--- start of INFORMATION PROVIDED ---
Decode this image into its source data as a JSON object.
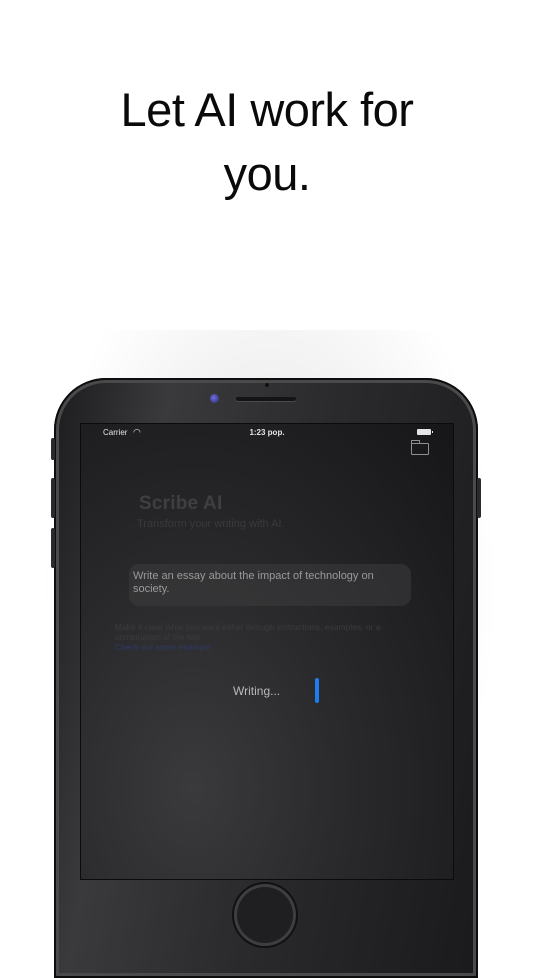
{
  "headline": {
    "line1": "Let AI work for",
    "line2": "you."
  },
  "status_bar": {
    "carrier": "Carrier",
    "wifi_icon": "wifi-icon",
    "time": "1:23 pop.",
    "battery_icon": "battery-icon"
  },
  "toolbar": {
    "folder_icon": "folder-icon"
  },
  "app": {
    "title": "Scribe AI",
    "subtitle": "Transform your writing with AI.",
    "prompt": "Write an essay about the impact of technology on society.",
    "hint": "Make it clear what you want either through instructions, examples, or a combination of the two.",
    "hint_link": "Check out some example",
    "writing_label": "Writing..."
  },
  "colors": {
    "accent": "#1E7BF0",
    "screen": "#1C1C1E",
    "frame": "#2A2A2C"
  }
}
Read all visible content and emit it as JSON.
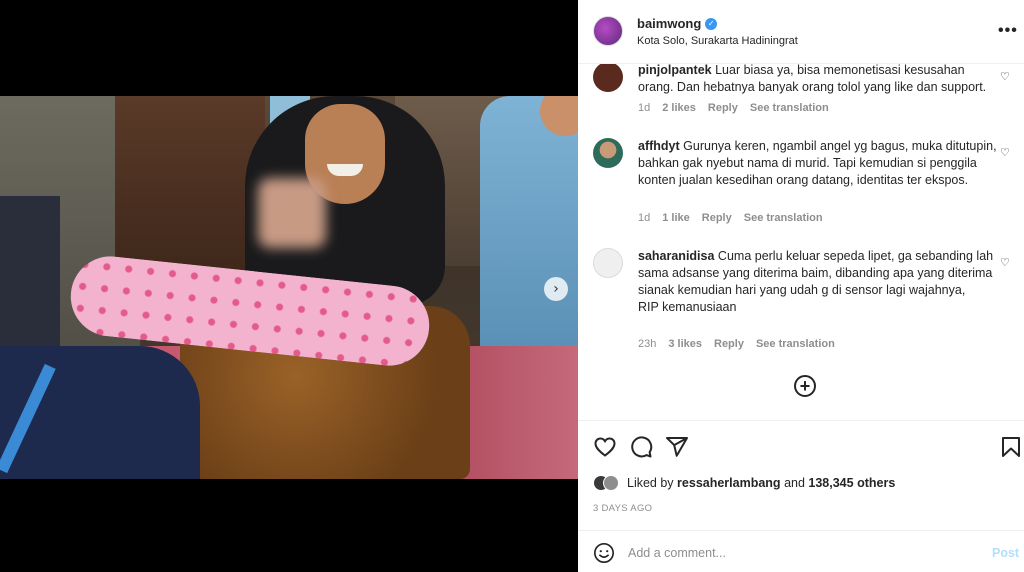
{
  "header": {
    "username": "baimwong",
    "location": "Kota Solo, Surakarta Hadiningrat",
    "verified_icon": "verified-badge-icon",
    "more_icon": "more-options-icon",
    "more_glyph": "•••"
  },
  "media": {
    "next_glyph": "›",
    "dots_count": 4,
    "active_dot": 1
  },
  "comments": [
    {
      "username": "pinjolpantek",
      "text": "Luar biasa ya, bisa memonetisasi kesusahan orang. Dan hebatnya banyak orang tolol yang like dan support.",
      "time": "1d",
      "likes": "2 likes",
      "reply": "Reply",
      "translate": "See translation",
      "avatar_color": "#5a2a1e"
    },
    {
      "username": "affhdyt",
      "text": "Gurunya keren, ngambil angel yg bagus, muka ditutupin, bahkan gak nyebut nama di murid. Tapi kemudian si penggila konten jualan kesedihan orang datang, identitas ter ekspos.",
      "time": "1d",
      "likes": "1 like",
      "reply": "Reply",
      "translate": "See translation",
      "avatar_color": "#2f6b5a"
    },
    {
      "username": "saharanidisa",
      "text": "Cuma perlu keluar sepeda lipet, ga sebanding lah sama adsanse yang diterima baim, dibanding apa yang diterima sianak kemudian hari yang udah g di sensor lagi wajahnya,",
      "text2": "RIP kemanusiaan",
      "time": "23h",
      "likes": "3 likes",
      "reply": "Reply",
      "translate": "See translation",
      "avatar_color": "#dbdbdb"
    }
  ],
  "actions": {
    "like_icon": "heart-icon",
    "comment_icon": "comment-icon",
    "share_icon": "share-icon",
    "save_icon": "bookmark-icon",
    "liked_by_prefix": "Liked by",
    "liked_by_user": "ressaherlambang",
    "liked_by_and": "and",
    "liked_by_others": "138,345 others",
    "date": "3 DAYS AGO"
  },
  "add_comment": {
    "placeholder": "Add a comment...",
    "post_label": "Post",
    "emoji_icon": "emoji-icon"
  },
  "colors": {
    "link_blue_disabled": "#b2dffc",
    "verified_blue": "#3897f0",
    "text_primary": "#262626",
    "text_secondary": "#8e8e8e"
  }
}
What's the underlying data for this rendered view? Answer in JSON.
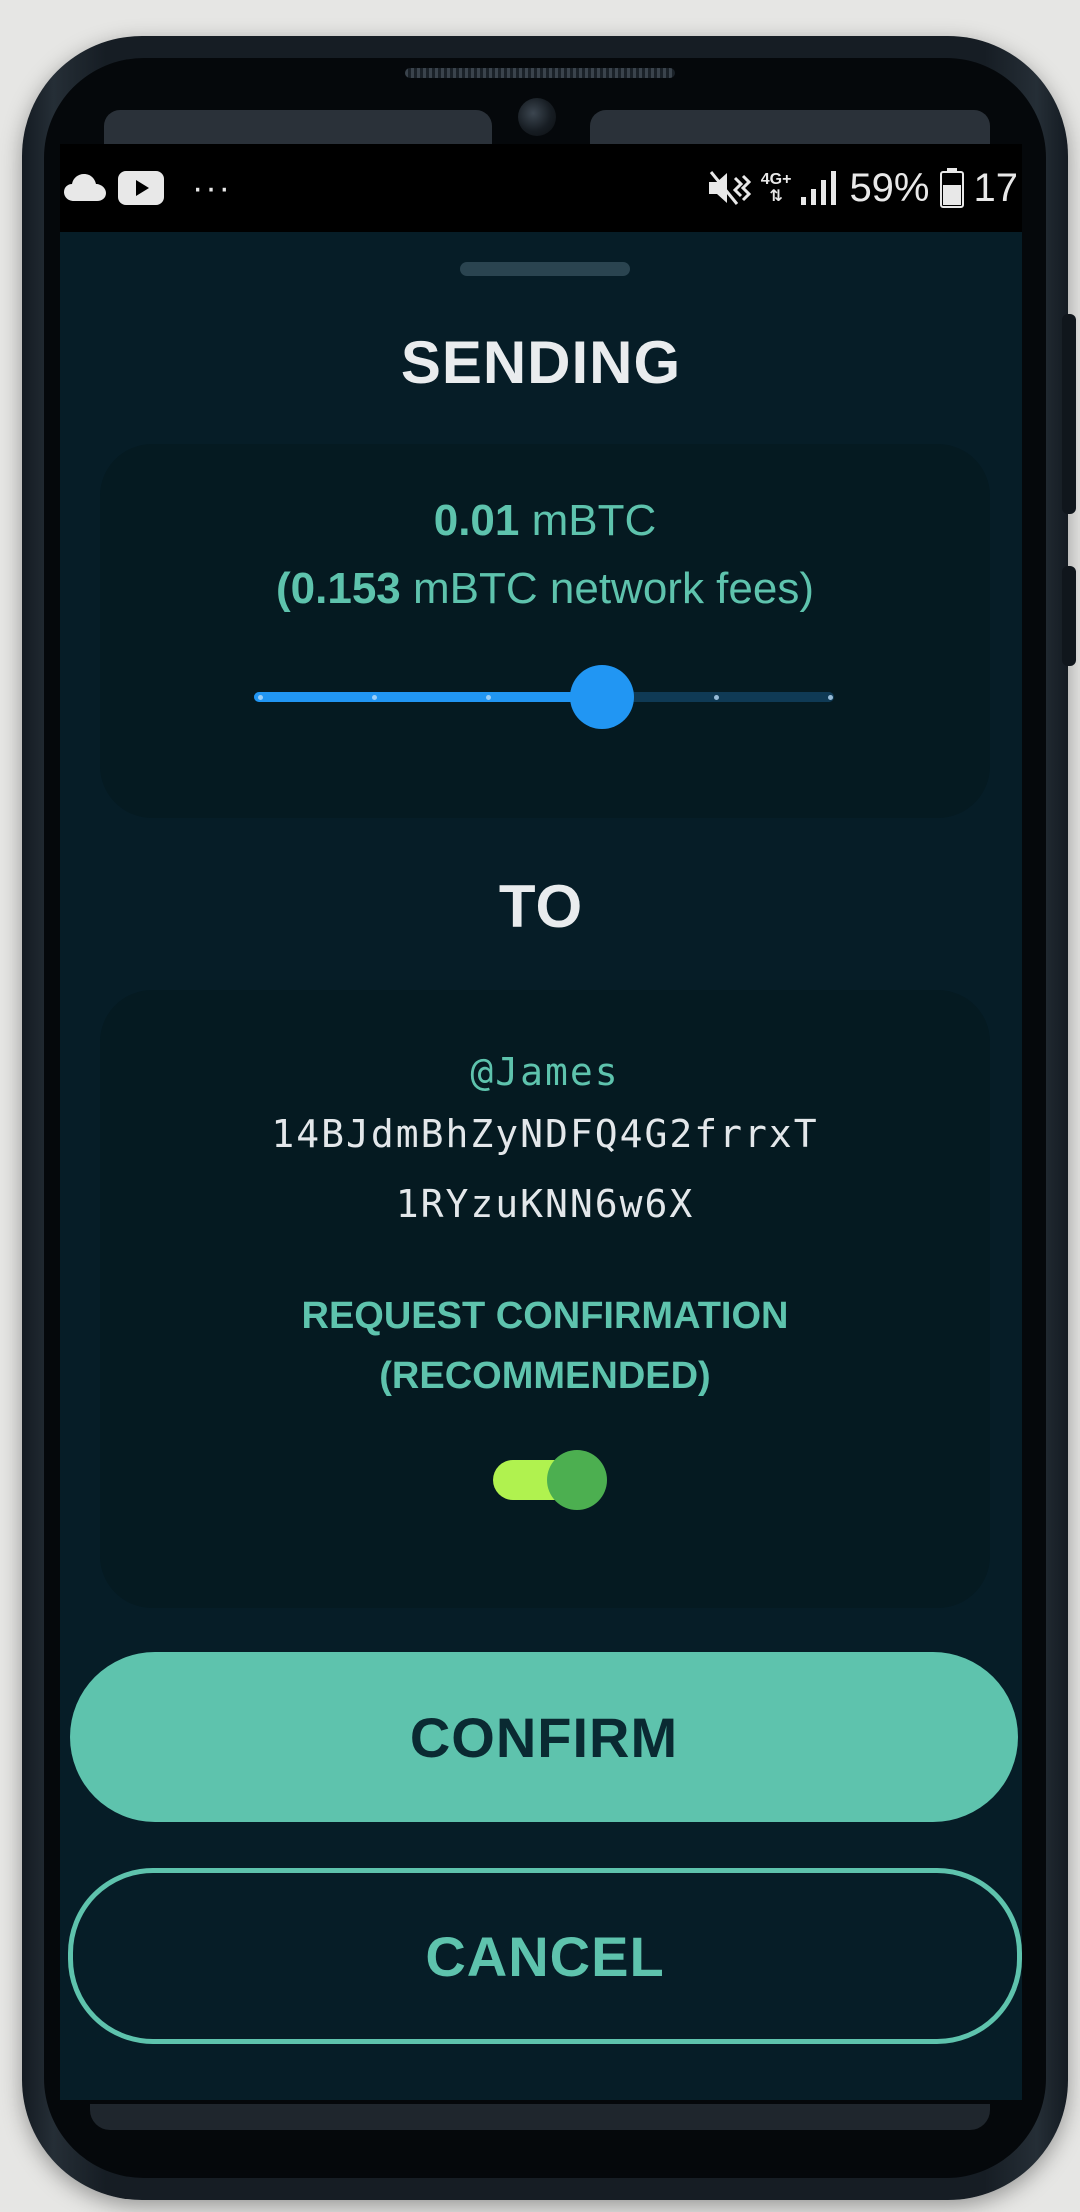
--- end of INFORMATION PROVIDED ---
=== AIM OF THE EXERCISE ===
Within the listing above, copy each line that has the string "likes".

=== OUTPUT BELOW ===
      "likes": "2 likes",
      "likes": "1 like",
      "likes": "3 likes",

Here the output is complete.